◆ **DATASET RECORDS**:
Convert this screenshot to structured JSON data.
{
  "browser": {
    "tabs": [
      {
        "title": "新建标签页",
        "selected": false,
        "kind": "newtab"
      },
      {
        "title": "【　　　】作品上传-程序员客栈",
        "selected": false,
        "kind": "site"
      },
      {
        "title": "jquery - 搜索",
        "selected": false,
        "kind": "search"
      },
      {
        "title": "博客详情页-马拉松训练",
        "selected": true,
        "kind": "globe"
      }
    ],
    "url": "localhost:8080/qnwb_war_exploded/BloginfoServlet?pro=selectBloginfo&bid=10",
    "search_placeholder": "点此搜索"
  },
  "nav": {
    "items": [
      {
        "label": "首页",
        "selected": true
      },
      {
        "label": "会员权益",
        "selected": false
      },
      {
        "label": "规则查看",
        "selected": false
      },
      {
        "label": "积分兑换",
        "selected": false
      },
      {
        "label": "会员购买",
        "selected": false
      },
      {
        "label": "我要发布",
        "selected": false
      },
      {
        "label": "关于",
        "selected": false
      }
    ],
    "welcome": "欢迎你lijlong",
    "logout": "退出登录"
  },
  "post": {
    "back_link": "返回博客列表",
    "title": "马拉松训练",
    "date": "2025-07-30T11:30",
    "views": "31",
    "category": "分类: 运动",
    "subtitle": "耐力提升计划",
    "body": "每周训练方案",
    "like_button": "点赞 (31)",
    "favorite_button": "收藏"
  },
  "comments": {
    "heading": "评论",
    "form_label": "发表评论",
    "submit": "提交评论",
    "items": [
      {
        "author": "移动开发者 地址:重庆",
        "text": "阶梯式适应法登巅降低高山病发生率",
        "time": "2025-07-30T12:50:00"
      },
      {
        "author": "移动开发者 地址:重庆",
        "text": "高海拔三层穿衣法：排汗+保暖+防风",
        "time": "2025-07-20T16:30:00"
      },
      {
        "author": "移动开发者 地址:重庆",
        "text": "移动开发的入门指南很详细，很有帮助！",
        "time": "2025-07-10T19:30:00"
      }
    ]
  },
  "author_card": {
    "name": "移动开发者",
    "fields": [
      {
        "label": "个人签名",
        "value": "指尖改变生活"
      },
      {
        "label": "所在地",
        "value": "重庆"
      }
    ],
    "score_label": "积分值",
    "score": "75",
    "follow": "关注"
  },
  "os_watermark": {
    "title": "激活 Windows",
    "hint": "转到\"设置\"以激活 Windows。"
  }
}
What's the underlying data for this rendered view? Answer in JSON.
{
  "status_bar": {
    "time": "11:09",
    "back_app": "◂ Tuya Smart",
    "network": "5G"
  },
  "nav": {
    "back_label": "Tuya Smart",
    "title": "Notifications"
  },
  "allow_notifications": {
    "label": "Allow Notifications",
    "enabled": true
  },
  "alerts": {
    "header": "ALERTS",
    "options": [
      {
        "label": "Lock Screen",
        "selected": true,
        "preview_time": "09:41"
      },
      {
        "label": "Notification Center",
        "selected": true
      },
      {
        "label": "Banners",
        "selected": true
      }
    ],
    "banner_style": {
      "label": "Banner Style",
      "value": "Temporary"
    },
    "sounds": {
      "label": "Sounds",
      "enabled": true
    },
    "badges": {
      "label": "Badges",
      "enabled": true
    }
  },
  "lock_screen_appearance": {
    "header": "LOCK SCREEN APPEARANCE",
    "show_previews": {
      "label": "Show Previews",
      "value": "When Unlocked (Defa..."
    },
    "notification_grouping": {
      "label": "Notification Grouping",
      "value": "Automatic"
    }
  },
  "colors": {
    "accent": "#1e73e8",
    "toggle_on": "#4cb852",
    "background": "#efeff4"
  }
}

◆ **YOUR INSTRUCTIONS**: Filter the records above for "Windows" and copy every matching line.

◆ **FINAL RESULT**:
    "title": "激活 Windows",
    "hint": "转到\"设置\"以激活 Windows。"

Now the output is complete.